Then, one night right before Christmas, a few years ago I was getting ready to leave work and I couldn’t get out of my chair. I had, I’ll admit, put on a few pounds over the course of this sad adventure I was on, but that wasn’t the reason I couldn’t get out of my chair – I just couldn’t. I sat there a while and tried again but my legs just wouldn’t work. I called to a friend/co-worker who came in, took one look at me and sat down on the other side of the desk and took my hands in hers. The only way I can describe it is that the mud slide had finally achieved its goal of completely covering me in darkness. My friend sat with me for a little while until I could function again. Slowly I revived enough to leave work and drive home, but the next day I made an appointment with my doctor. My regular doctor had already left for Christmas break, so her physician’s assistant agreed to see me at the end of the day. I started off explaining how I couldn’t get out of my chair and she looked at me with so much kindness that I felt like crying. She asked if I had been under any stress and that started it. I cried and cried and cried and cried. I couldn’t stop, couldn’t control myself. I was embarrassed and worried because I knew she had other patients to see, but just as I’d feared, once I started, I simply couldn’t stop. She left a few times to see other patients, and I’d just sit there and cry. Finally, after what seemed like hours, I was able to compose myself enough to talk. She had the good sense to not try and get me to explain anything further, she simply handed me a prescription for an antidepressant and a sleep aid, gave me instructions on how to use them and told me to come back in two weeks so we could evaluate what to do next.

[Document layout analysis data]

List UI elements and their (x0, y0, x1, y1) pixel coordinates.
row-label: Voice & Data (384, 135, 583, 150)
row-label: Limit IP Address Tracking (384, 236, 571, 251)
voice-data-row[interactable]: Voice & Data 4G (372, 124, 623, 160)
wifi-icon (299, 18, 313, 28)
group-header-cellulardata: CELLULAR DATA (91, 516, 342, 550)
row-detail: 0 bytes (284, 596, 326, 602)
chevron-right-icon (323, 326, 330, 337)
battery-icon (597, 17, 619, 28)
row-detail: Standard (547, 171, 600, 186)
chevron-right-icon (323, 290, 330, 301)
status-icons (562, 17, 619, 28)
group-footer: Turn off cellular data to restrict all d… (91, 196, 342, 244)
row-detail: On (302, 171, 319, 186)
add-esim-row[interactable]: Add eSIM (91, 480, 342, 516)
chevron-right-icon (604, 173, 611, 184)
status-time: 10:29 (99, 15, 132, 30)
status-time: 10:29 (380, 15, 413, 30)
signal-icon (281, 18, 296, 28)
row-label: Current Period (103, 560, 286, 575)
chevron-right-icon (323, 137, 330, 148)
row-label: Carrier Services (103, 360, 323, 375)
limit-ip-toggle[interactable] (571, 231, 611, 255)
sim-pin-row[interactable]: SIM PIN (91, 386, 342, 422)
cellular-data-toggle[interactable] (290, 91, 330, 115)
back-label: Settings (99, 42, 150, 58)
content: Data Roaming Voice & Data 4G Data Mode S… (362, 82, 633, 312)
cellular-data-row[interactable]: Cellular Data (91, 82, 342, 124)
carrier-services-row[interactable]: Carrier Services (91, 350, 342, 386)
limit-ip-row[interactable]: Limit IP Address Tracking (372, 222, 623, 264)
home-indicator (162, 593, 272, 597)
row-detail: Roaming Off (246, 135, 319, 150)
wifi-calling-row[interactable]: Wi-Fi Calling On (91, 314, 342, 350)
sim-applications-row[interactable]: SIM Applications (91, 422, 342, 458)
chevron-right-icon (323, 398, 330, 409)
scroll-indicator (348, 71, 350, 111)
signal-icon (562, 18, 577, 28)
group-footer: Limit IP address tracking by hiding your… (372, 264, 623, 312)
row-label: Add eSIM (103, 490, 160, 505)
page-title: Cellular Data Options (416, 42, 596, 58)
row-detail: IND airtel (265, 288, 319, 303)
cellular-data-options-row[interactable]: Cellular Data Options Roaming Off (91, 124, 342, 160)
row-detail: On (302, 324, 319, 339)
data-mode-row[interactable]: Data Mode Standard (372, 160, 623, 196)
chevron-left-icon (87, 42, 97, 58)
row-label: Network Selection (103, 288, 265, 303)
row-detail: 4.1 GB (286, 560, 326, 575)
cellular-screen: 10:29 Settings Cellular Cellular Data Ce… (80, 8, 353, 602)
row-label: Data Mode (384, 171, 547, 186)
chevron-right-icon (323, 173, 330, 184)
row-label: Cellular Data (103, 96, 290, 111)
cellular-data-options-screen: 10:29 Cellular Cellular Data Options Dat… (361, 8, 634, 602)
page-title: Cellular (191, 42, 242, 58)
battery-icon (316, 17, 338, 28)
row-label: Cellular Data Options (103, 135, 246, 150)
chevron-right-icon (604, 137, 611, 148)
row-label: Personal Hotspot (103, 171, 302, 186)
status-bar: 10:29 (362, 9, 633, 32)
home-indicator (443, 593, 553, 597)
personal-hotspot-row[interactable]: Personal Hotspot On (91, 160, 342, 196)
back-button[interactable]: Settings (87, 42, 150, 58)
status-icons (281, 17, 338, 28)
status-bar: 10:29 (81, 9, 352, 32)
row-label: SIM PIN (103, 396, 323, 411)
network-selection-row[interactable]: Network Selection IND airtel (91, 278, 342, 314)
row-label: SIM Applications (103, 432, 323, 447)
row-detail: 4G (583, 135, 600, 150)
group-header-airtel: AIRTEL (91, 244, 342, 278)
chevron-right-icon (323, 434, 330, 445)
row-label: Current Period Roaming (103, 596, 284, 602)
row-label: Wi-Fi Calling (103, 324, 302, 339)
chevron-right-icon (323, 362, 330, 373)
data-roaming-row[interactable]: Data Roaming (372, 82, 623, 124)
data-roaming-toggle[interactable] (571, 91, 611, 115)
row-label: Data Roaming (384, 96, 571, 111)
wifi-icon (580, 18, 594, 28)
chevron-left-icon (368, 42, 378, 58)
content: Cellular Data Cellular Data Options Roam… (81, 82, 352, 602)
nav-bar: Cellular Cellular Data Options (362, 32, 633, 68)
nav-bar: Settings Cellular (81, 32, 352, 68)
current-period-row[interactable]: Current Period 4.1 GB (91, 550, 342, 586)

TASK SET —
A: In the account of being unable to get out of a chair at work, what did the physician's assistant provide or tell the writer at the end of the visit? List each item.
B: According to the account of being unable to get out of a chair at work, why did the writer see the physician's assistant instead of the regular doctor?
C: Continue the account of being unable to get out of a chair at work, starting after its final sentence.

RESPONSES FOR EACH TASK —
A:
- A prescription for an antidepressant
- A prescription for a sleep aid
- Instructions on how to use them
- An instruction to come back in two weeks so they could evaluate what to do next

B: The writer's regular doctor had already left for Christmas break. The physician's assistant therefore agreed to see the writer at the end of the day.

C:
It was more like a month before I went back, but by then the antidepressant had kicked in and I was much better. I hadn’t realized how little I was sleeping until I started using the sleeping pills. Just the fact that I started to sleep again helped a lot. I had the last week of the year off for Christmas break, so I slept, ate, visited with family and tried to get my feet back under me. By the time I went back to the doctor, there was a big improvement. And, except for a few little blips along the way, I have continued to improve. I’m so much better today. I’ve learned to cope with and understand certain triggers push me toward the darkness and either try to avoid them or compromise with them. No matter how good I feel though, the mud slide is always there, waiting. It waits for my son’s favorite song to come on the radio, for my grandson to smile and look so much like his Dad I can’t breathe, for a friend to lose someone they care about and through their pain, I feel my own all over again.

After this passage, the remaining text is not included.